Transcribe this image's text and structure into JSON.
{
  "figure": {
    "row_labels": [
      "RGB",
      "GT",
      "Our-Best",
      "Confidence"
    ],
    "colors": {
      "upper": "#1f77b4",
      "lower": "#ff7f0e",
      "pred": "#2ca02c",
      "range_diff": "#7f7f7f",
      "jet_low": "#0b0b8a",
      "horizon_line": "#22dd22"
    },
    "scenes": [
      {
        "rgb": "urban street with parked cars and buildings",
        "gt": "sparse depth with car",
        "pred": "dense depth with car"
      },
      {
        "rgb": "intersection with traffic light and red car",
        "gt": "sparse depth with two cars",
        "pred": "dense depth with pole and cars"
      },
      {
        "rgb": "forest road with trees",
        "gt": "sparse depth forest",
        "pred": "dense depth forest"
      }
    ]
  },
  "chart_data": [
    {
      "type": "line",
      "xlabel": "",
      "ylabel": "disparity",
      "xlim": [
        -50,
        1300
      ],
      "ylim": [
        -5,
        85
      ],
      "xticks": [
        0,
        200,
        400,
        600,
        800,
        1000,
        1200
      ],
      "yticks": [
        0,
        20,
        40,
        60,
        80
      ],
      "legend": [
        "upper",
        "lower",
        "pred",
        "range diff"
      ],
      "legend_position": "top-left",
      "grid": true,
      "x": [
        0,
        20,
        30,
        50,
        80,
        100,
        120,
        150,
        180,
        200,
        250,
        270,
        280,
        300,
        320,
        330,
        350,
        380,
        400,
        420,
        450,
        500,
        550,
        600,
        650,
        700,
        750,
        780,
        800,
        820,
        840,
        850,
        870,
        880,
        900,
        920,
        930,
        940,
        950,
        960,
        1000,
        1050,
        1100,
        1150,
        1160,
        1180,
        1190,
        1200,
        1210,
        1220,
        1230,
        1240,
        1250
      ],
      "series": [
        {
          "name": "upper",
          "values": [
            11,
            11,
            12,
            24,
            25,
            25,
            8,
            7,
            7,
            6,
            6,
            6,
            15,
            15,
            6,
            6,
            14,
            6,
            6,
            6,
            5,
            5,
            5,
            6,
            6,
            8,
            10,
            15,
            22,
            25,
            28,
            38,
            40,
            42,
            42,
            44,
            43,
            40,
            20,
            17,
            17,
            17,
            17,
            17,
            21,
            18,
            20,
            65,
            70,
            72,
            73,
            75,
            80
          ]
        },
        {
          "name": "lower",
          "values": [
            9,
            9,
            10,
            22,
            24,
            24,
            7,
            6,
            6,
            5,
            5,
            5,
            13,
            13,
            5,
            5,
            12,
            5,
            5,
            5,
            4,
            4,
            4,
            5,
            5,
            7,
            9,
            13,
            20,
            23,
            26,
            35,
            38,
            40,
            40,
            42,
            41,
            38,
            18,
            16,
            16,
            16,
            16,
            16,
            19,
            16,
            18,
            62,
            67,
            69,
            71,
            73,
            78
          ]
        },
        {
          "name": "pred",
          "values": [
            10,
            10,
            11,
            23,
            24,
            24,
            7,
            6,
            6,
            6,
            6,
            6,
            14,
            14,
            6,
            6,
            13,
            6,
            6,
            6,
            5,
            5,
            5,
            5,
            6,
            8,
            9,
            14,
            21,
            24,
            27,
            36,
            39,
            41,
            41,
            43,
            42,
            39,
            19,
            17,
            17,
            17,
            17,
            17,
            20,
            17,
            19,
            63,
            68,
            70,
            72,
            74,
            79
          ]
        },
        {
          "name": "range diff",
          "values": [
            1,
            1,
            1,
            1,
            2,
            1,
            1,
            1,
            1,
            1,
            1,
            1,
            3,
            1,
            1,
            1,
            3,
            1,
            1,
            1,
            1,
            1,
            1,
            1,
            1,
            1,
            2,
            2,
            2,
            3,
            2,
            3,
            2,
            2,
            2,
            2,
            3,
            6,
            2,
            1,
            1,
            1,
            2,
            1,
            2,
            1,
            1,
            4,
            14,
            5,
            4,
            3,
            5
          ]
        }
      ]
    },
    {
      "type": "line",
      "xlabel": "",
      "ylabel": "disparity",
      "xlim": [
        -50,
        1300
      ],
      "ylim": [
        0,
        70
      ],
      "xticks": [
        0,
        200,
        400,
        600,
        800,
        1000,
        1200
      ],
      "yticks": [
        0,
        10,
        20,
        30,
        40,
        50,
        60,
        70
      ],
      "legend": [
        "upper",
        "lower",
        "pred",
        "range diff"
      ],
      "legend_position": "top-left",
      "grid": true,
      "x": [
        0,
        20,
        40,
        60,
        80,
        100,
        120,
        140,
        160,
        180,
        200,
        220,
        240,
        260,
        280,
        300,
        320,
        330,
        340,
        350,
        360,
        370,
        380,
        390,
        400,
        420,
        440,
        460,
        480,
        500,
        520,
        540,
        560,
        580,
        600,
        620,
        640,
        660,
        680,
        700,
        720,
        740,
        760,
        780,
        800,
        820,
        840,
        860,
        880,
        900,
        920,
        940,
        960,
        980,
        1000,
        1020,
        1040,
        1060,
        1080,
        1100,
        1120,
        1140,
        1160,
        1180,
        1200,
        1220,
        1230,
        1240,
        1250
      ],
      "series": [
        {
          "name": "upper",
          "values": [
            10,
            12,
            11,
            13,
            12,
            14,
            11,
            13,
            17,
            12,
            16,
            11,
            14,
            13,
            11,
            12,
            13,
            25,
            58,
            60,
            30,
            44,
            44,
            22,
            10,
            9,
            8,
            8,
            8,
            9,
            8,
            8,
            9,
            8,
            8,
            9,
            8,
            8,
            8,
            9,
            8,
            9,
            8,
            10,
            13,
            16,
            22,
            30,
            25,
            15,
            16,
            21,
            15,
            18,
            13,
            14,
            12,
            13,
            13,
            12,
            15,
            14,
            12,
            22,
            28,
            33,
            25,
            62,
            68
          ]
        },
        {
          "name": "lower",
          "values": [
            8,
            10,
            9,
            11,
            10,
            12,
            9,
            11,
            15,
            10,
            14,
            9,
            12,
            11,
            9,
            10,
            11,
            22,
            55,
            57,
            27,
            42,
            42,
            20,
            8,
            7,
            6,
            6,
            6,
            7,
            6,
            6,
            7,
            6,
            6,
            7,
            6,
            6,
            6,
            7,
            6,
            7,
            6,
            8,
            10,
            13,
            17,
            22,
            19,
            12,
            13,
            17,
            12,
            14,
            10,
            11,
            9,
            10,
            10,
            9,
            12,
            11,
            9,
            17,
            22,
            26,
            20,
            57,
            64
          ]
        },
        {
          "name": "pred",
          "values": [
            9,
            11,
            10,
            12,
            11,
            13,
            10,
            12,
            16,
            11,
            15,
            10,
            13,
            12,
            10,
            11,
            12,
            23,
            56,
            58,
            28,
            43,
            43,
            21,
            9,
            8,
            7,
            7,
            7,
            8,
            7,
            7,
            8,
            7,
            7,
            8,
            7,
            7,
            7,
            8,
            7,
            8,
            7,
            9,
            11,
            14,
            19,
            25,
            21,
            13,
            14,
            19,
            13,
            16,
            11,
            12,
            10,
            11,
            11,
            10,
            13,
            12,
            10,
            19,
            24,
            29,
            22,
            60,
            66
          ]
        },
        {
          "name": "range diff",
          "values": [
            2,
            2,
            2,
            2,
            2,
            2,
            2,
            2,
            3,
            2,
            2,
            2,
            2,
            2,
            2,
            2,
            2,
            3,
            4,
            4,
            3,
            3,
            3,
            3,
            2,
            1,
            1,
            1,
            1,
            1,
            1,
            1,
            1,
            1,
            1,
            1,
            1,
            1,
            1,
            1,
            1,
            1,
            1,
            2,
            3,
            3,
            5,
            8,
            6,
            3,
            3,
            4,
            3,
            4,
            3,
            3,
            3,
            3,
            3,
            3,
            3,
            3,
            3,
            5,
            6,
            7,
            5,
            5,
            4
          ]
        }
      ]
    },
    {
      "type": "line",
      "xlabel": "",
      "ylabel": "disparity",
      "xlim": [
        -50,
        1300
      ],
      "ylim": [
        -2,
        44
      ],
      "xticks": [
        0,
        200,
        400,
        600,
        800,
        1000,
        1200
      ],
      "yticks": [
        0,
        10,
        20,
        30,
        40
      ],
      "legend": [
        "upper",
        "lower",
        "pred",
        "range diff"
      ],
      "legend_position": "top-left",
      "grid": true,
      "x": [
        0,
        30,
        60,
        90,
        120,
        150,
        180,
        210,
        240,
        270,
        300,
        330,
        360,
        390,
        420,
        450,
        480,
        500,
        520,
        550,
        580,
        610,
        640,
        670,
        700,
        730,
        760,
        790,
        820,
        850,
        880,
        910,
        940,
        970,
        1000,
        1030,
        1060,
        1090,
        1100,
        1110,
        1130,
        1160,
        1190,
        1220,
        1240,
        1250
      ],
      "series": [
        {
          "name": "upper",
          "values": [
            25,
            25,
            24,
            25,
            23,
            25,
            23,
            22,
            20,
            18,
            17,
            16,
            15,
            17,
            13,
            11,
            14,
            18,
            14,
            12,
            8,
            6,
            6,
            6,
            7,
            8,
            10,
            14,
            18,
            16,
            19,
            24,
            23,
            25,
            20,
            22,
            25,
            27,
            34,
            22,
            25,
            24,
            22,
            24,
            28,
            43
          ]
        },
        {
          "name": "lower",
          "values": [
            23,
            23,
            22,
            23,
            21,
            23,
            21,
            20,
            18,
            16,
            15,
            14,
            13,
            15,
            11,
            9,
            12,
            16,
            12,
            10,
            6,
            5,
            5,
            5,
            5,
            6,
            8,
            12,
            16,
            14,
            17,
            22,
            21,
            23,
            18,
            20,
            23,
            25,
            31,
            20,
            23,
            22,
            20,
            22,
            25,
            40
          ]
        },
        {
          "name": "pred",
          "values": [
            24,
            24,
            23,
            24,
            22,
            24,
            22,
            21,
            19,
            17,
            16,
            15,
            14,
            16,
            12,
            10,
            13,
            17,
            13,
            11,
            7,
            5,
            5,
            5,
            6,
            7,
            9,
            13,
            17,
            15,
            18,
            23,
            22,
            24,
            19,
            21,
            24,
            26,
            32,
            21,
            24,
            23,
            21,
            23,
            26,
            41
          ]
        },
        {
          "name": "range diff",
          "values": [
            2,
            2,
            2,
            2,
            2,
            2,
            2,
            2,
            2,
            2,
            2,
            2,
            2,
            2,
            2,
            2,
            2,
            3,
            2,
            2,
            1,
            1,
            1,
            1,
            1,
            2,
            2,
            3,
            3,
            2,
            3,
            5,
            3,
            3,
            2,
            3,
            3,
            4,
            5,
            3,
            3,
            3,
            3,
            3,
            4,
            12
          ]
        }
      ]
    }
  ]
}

• Required task: Copy all lines of the listing above that contain the string "dense".

• Complete response:
        "pred": "dense depth with car"
        "pred": "dense depth with pole and cars"
        "pred": "dense depth forest"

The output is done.